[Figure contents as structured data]
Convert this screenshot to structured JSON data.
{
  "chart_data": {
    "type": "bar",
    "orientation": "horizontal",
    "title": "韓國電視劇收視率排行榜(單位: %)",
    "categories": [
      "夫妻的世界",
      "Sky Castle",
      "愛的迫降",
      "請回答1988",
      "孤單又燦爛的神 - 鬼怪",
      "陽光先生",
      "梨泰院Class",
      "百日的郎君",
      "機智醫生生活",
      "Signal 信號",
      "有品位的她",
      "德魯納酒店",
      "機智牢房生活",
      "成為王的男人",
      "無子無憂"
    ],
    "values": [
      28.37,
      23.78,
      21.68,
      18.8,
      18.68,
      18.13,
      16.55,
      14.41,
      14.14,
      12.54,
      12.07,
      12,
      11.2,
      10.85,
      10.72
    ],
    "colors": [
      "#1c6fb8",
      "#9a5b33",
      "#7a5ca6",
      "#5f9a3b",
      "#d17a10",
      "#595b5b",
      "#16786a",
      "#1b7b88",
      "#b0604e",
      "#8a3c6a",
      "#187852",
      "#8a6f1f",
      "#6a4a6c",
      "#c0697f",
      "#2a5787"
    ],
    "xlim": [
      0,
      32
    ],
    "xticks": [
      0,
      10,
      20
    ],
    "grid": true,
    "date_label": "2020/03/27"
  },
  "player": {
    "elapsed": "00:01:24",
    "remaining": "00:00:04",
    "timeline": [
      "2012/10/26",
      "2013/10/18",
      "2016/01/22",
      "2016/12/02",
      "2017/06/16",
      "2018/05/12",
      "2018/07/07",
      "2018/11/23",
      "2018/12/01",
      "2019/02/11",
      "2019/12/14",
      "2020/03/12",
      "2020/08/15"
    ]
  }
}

* * *

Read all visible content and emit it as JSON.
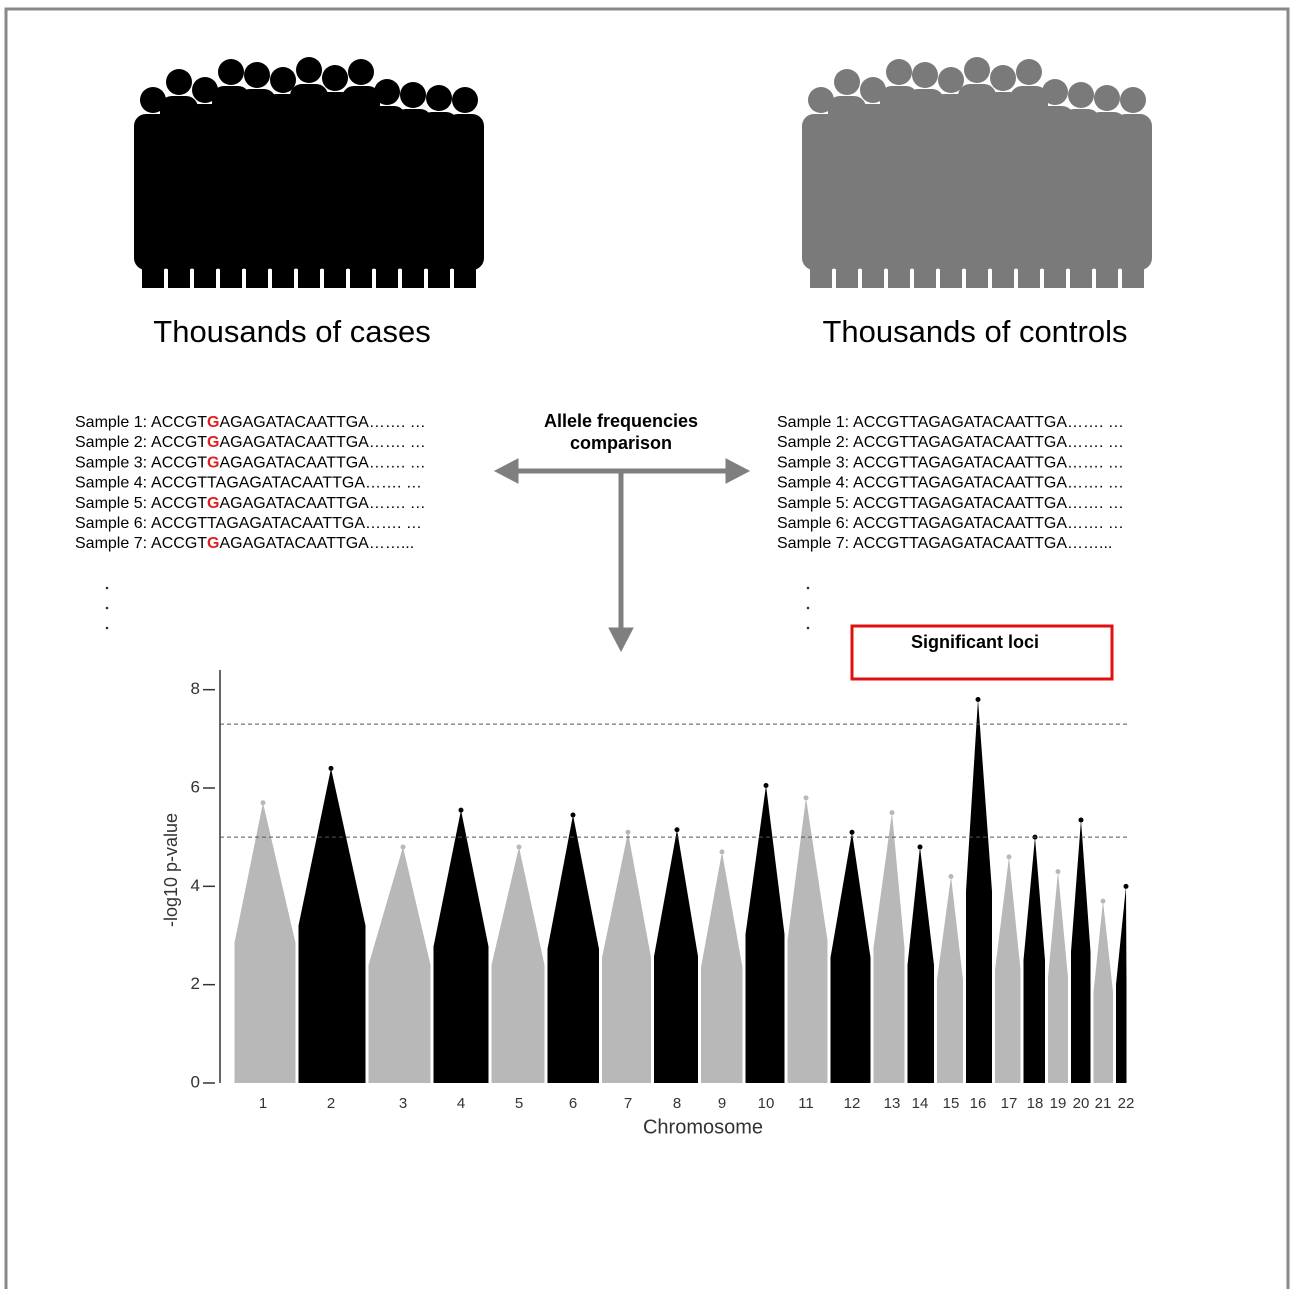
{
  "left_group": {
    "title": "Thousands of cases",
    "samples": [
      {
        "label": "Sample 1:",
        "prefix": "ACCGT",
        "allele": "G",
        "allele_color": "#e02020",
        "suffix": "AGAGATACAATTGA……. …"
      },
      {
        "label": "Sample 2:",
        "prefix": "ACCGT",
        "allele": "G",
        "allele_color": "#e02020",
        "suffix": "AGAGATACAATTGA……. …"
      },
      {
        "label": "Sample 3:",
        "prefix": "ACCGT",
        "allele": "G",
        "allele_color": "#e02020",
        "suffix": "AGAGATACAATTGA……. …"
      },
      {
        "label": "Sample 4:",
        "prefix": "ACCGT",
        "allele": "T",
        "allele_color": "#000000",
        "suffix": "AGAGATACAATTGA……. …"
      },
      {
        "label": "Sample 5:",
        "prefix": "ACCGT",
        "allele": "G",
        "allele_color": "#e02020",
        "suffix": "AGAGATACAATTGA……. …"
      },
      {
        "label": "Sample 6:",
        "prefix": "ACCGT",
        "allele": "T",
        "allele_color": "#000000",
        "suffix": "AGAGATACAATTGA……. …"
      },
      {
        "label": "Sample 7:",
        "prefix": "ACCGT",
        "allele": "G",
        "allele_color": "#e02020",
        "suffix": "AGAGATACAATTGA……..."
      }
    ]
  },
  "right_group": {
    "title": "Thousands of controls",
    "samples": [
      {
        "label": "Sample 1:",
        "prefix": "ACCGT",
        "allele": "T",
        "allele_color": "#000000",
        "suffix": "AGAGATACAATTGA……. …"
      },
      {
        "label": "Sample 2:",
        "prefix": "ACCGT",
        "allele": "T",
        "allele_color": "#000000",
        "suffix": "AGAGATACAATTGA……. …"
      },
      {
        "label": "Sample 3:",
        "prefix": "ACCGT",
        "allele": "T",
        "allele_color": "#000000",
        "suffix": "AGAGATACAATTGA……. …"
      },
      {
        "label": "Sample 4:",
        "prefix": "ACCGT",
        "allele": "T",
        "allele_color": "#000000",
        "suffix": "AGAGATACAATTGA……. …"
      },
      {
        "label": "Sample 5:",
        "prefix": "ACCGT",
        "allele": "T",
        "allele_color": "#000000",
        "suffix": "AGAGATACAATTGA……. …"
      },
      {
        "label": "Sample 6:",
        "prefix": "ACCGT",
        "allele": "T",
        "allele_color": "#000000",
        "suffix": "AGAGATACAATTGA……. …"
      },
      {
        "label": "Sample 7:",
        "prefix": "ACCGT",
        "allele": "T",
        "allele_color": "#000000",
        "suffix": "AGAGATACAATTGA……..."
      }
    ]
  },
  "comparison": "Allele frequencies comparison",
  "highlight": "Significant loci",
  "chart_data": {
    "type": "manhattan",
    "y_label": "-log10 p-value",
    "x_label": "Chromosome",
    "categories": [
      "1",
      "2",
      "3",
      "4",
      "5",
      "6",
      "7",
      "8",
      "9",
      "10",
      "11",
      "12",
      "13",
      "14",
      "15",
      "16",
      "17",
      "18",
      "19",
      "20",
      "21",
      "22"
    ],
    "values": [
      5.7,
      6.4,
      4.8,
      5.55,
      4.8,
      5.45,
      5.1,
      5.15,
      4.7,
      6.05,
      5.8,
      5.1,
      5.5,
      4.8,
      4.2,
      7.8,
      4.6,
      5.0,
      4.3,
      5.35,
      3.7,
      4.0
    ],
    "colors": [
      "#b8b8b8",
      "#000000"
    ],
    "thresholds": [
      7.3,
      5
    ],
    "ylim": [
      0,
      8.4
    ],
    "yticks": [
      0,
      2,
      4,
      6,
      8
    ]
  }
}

Set task: Your answer should be a single number: the count of lines in the entries that contain the word "title".

Solution: 3